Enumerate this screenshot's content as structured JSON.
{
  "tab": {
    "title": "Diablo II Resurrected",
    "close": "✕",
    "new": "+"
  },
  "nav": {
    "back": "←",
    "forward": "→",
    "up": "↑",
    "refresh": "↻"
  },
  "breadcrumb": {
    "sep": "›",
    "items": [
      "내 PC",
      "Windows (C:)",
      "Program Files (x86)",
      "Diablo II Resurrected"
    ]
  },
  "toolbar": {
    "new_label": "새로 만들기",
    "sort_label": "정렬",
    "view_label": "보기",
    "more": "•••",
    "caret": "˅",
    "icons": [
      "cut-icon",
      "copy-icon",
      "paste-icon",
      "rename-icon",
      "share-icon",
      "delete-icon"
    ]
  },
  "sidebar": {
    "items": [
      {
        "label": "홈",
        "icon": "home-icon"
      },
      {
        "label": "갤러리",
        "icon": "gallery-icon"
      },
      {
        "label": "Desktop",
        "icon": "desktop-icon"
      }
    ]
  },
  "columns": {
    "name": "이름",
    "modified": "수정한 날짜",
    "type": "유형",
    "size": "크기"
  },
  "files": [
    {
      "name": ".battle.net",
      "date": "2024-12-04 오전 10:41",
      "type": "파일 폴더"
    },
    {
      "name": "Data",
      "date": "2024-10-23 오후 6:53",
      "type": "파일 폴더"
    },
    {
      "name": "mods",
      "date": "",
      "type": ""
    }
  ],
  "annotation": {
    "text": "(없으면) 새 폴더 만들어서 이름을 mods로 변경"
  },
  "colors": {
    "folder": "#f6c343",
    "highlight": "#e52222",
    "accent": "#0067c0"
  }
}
* * * * *
> [Directions for this task]:
State the number of lines that contain the string "Resurrected", with no other words.

> [Expected answer]:
2